(Records from a data source)
* BEGIN *

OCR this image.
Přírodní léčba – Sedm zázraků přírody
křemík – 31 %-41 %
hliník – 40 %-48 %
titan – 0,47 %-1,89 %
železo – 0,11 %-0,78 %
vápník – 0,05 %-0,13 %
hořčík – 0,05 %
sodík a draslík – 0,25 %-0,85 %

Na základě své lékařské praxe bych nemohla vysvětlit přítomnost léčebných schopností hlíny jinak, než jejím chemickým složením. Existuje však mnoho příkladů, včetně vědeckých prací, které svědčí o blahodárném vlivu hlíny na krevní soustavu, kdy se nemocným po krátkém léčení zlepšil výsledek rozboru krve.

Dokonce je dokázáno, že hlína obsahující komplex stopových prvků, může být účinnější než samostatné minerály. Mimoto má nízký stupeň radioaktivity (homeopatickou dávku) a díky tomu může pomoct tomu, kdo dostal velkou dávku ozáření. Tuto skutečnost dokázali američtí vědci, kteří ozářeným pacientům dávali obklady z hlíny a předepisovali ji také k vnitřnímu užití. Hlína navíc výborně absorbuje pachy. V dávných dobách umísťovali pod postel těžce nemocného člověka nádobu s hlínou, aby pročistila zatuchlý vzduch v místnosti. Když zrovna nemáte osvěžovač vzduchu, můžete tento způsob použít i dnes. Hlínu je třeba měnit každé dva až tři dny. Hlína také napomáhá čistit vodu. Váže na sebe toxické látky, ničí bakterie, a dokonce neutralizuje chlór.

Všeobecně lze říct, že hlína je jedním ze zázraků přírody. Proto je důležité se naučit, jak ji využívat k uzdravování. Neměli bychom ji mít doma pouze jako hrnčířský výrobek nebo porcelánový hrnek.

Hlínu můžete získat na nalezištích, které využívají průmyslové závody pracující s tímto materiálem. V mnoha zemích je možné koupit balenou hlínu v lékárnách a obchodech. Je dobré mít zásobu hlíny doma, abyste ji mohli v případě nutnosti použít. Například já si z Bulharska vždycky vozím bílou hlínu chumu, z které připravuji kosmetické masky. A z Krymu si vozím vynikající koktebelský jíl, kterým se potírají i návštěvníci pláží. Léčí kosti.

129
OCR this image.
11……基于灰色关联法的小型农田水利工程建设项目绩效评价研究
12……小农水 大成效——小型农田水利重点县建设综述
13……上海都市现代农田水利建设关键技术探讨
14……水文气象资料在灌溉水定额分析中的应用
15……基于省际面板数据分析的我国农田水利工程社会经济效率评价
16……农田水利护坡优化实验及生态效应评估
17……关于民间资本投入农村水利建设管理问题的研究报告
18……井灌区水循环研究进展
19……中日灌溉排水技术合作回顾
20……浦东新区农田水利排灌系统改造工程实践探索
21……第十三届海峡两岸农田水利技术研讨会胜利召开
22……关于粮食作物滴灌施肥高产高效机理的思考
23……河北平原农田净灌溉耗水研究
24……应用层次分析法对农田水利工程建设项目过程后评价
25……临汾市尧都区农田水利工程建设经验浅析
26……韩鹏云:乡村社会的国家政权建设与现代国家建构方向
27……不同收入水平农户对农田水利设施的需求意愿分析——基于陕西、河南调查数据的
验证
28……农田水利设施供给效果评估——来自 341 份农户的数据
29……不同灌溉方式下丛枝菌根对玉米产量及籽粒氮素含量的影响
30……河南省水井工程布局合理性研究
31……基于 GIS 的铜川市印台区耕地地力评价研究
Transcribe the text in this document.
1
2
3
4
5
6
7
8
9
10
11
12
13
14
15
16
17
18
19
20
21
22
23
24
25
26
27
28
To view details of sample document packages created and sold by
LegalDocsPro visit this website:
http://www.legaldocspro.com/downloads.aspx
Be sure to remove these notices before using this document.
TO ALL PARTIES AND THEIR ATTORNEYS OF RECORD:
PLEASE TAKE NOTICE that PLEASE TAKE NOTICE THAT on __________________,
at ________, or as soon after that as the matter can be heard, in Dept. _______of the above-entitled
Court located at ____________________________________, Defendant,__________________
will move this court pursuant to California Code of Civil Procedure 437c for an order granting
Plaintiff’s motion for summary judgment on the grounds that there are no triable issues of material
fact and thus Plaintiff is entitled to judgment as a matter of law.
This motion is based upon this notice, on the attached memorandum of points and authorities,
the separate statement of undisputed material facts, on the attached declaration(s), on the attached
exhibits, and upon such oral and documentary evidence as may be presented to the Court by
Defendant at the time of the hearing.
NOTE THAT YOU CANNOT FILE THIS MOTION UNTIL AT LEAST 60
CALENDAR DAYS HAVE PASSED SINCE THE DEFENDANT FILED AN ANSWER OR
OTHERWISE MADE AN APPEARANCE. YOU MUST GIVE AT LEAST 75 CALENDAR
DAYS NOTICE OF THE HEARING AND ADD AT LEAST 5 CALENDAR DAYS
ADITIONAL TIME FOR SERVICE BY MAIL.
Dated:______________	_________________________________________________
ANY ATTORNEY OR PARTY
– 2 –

* END *

§ **Exercise instructions**: Return each line of the data that contains the string "Plaintiff".

§ **Reply**:
Plaintiff’s motion for summary judgment on the grounds that there are no triable issues of material
fact and thus Plaintiff is entitled to judgment as a matter of law.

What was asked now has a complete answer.